• [Items from a figure collection]
[START]
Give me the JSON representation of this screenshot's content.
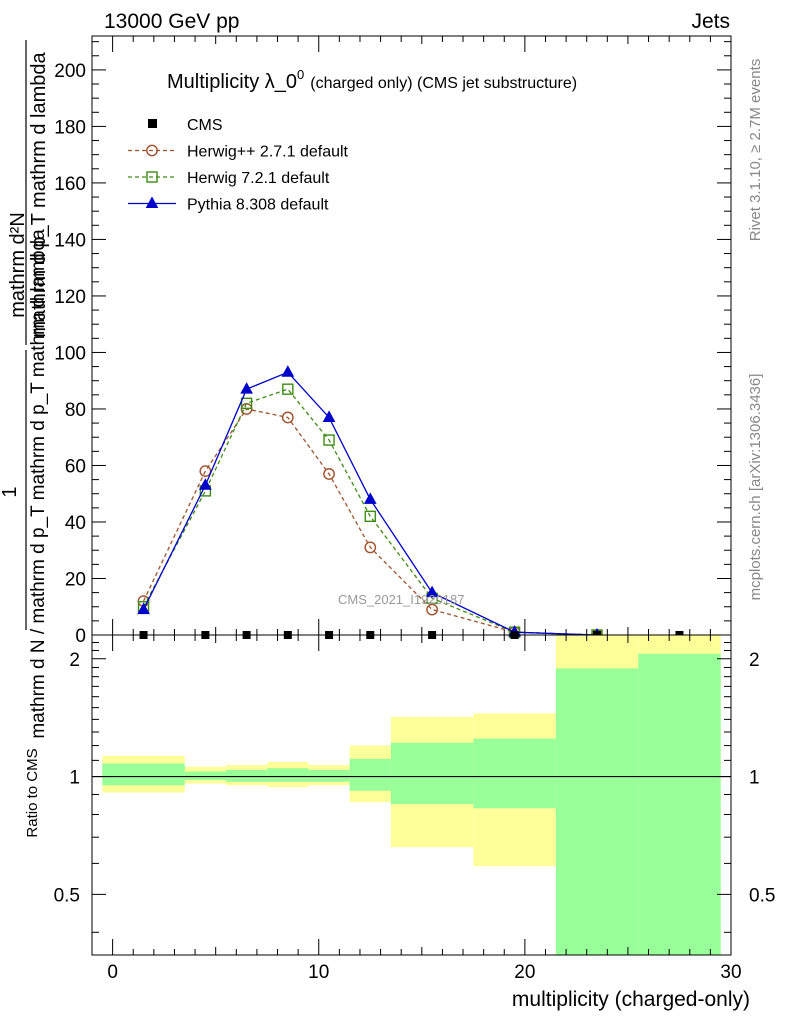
{
  "header": {
    "left": "13000 GeV pp",
    "right": "Jets"
  },
  "side_labels": {
    "rivet": "Rivet 3.1.10, ≥ 2.7M events",
    "mcplots": "mcplots.cern.ch [arXiv:1306.3436]"
  },
  "watermark": "CMS_2021_I1920187",
  "colors": {
    "herwigpp": "#a0522d",
    "herwig7": "#3c8c14",
    "pythia": "#0000cc",
    "band_yellow": "#ffff99",
    "band_green": "#99ff99",
    "data": "#000000"
  },
  "chart_data": [
    {
      "type": "line",
      "title_main": "Multiplicity λ_0",
      "title_sup": "0",
      "title_sub": "(charged only) (CMS jet substructure)",
      "ylabel_numerator": "mathrm d²N",
      "ylabel_numerator_one": "1",
      "ylabel_denominator_top": "mathrm d p_T mathrm d lambda",
      "ylabel_denominator_bottom": "mathrm d N / mathrm d p_T mathrm d p_T mathrm d lambda",
      "xlim": [
        -1,
        30
      ],
      "ylim": [
        0,
        212
      ],
      "y_ticks": [
        0,
        20,
        40,
        60,
        80,
        100,
        120,
        140,
        160,
        180,
        200
      ],
      "legend": [
        "CMS",
        "Herwig++ 2.7.1 default",
        "Herwig 7.2.1 default",
        "Pythia 8.308 default"
      ],
      "cms": {
        "name": "CMS",
        "x": [
          1.5,
          4.5,
          6.5,
          8.5,
          10.5,
          12.5,
          15.5,
          19.5,
          23.5,
          27.5
        ],
        "values": [
          0,
          0,
          0,
          0,
          0,
          0,
          0,
          0,
          0,
          0
        ]
      },
      "series": [
        {
          "name": "Herwig++ 2.7.1 default",
          "marker": "circle",
          "x": [
            1.5,
            4.5,
            6.5,
            8.5,
            10.5,
            12.5,
            15.5,
            19.5,
            23.5
          ],
          "values": [
            12,
            58,
            80,
            77,
            57,
            31,
            9,
            1,
            0
          ]
        },
        {
          "name": "Herwig 7.2.1 default",
          "marker": "square",
          "x": [
            1.5,
            4.5,
            6.5,
            8.5,
            10.5,
            12.5,
            15.5,
            19.5,
            23.5
          ],
          "values": [
            10,
            51,
            82,
            87,
            69,
            42,
            13,
            1,
            0
          ]
        },
        {
          "name": "Pythia 8.308 default",
          "marker": "triangle",
          "x": [
            1.5,
            4.5,
            6.5,
            8.5,
            10.5,
            12.5,
            15.5,
            19.5,
            23.5
          ],
          "values": [
            9,
            53,
            87,
            93,
            77,
            48,
            15,
            1,
            0
          ]
        }
      ]
    },
    {
      "type": "area",
      "ylabel": "Ratio to CMS",
      "xlabel": "multiplicity (charged-only)",
      "xlim": [
        -1,
        30
      ],
      "ylim": [
        0.35,
        2.3
      ],
      "x_ticks": [
        0,
        10,
        20,
        30
      ],
      "y_ticks": [
        0.5,
        1,
        2
      ],
      "bins": [
        {
          "x0": -0.5,
          "x1": 3.5,
          "yellow": [
            0.91,
            1.13
          ],
          "green": [
            0.95,
            1.08
          ]
        },
        {
          "x0": 3.5,
          "x1": 5.5,
          "yellow": [
            0.96,
            1.06
          ],
          "green": [
            0.98,
            1.03
          ]
        },
        {
          "x0": 5.5,
          "x1": 7.5,
          "yellow": [
            0.95,
            1.07
          ],
          "green": [
            0.97,
            1.04
          ]
        },
        {
          "x0": 7.5,
          "x1": 9.5,
          "yellow": [
            0.94,
            1.09
          ],
          "green": [
            0.97,
            1.05
          ]
        },
        {
          "x0": 9.5,
          "x1": 11.5,
          "yellow": [
            0.95,
            1.07
          ],
          "green": [
            0.97,
            1.04
          ]
        },
        {
          "x0": 11.5,
          "x1": 13.5,
          "yellow": [
            0.86,
            1.2
          ],
          "green": [
            0.92,
            1.11
          ]
        },
        {
          "x0": 13.5,
          "x1": 17.5,
          "yellow": [
            0.66,
            1.42
          ],
          "green": [
            0.85,
            1.22
          ]
        },
        {
          "x0": 17.5,
          "x1": 21.5,
          "yellow": [
            0.59,
            1.45
          ],
          "green": [
            0.83,
            1.25
          ]
        },
        {
          "x0": 21.5,
          "x1": 25.5,
          "yellow": [
            0.35,
            2.3
          ],
          "green": [
            0.35,
            1.89
          ]
        },
        {
          "x0": 25.5,
          "x1": 29.5,
          "yellow": [
            0.35,
            2.3
          ],
          "green": [
            0.35,
            2.06
          ]
        }
      ]
    }
  ]
}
[END]
• [PROBLEM REQUIREMENTS]
Leave out the pictures and return every record word for word.

• [EXERCISE ANSWER]
Give me the JSON representation of this screenshot's content.
{
  "header": {
    "left": "13000 GeV pp",
    "right": "Jets"
  },
  "side_labels": {
    "rivet": "Rivet 3.1.10, ≥ 2.7M events",
    "mcplots": "mcplots.cern.ch [arXiv:1306.3436]"
  },
  "watermark": "CMS_2021_I1920187",
  "colors": {
    "herwigpp": "#a0522d",
    "herwig7": "#3c8c14",
    "pythia": "#0000cc",
    "band_yellow": "#ffff99",
    "band_green": "#99ff99",
    "data": "#000000"
  },
  "chart_data": [
    {
      "type": "line",
      "title_main": "Multiplicity λ_0",
      "title_sup": "0",
      "title_sub": "(charged only) (CMS jet substructure)",
      "ylabel_numerator": "mathrm d²N",
      "ylabel_numerator_one": "1",
      "ylabel_denominator_top": "mathrm d p_T mathrm d lambda",
      "ylabel_denominator_bottom": "mathrm d N / mathrm d p_T mathrm d p_T mathrm d lambda",
      "xlim": [
        -1,
        30
      ],
      "ylim": [
        0,
        212
      ],
      "y_ticks": [
        0,
        20,
        40,
        60,
        80,
        100,
        120,
        140,
        160,
        180,
        200
      ],
      "legend": [
        "CMS",
        "Herwig++ 2.7.1 default",
        "Herwig 7.2.1 default",
        "Pythia 8.308 default"
      ],
      "cms": {
        "name": "CMS",
        "x": [
          1.5,
          4.5,
          6.5,
          8.5,
          10.5,
          12.5,
          15.5,
          19.5,
          23.5,
          27.5
        ],
        "values": [
          0,
          0,
          0,
          0,
          0,
          0,
          0,
          0,
          0,
          0
        ]
      },
      "series": [
        {
          "name": "Herwig++ 2.7.1 default",
          "marker": "circle",
          "x": [
            1.5,
            4.5,
            6.5,
            8.5,
            10.5,
            12.5,
            15.5,
            19.5,
            23.5
          ],
          "values": [
            12,
            58,
            80,
            77,
            57,
            31,
            9,
            1,
            0
          ]
        },
        {
          "name": "Herwig 7.2.1 default",
          "marker": "square",
          "x": [
            1.5,
            4.5,
            6.5,
            8.5,
            10.5,
            12.5,
            15.5,
            19.5,
            23.5
          ],
          "values": [
            10,
            51,
            82,
            87,
            69,
            42,
            13,
            1,
            0
          ]
        },
        {
          "name": "Pythia 8.308 default",
          "marker": "triangle",
          "x": [
            1.5,
            4.5,
            6.5,
            8.5,
            10.5,
            12.5,
            15.5,
            19.5,
            23.5
          ],
          "values": [
            9,
            53,
            87,
            93,
            77,
            48,
            15,
            1,
            0
          ]
        }
      ]
    },
    {
      "type": "area",
      "ylabel": "Ratio to CMS",
      "xlabel": "multiplicity (charged-only)",
      "xlim": [
        -1,
        30
      ],
      "ylim": [
        0.35,
        2.3
      ],
      "x_ticks": [
        0,
        10,
        20,
        30
      ],
      "y_ticks": [
        0.5,
        1,
        2
      ],
      "bins": [
        {
          "x0": -0.5,
          "x1": 3.5,
          "yellow": [
            0.91,
            1.13
          ],
          "green": [
            0.95,
            1.08
          ]
        },
        {
          "x0": 3.5,
          "x1": 5.5,
          "yellow": [
            0.96,
            1.06
          ],
          "green": [
            0.98,
            1.03
          ]
        },
        {
          "x0": 5.5,
          "x1": 7.5,
          "yellow": [
            0.95,
            1.07
          ],
          "green": [
            0.97,
            1.04
          ]
        },
        {
          "x0": 7.5,
          "x1": 9.5,
          "yellow": [
            0.94,
            1.09
          ],
          "green": [
            0.97,
            1.05
          ]
        },
        {
          "x0": 9.5,
          "x1": 11.5,
          "yellow": [
            0.95,
            1.07
          ],
          "green": [
            0.97,
            1.04
          ]
        },
        {
          "x0": 11.5,
          "x1": 13.5,
          "yellow": [
            0.86,
            1.2
          ],
          "green": [
            0.92,
            1.11
          ]
        },
        {
          "x0": 13.5,
          "x1": 17.5,
          "yellow": [
            0.66,
            1.42
          ],
          "green": [
            0.85,
            1.22
          ]
        },
        {
          "x0": 17.5,
          "x1": 21.5,
          "yellow": [
            0.59,
            1.45
          ],
          "green": [
            0.83,
            1.25
          ]
        },
        {
          "x0": 21.5,
          "x1": 25.5,
          "yellow": [
            0.35,
            2.3
          ],
          "green": [
            0.35,
            1.89
          ]
        },
        {
          "x0": 25.5,
          "x1": 29.5,
          "yellow": [
            0.35,
            2.3
          ],
          "green": [
            0.35,
            2.06
          ]
        }
      ]
    }
  ]
}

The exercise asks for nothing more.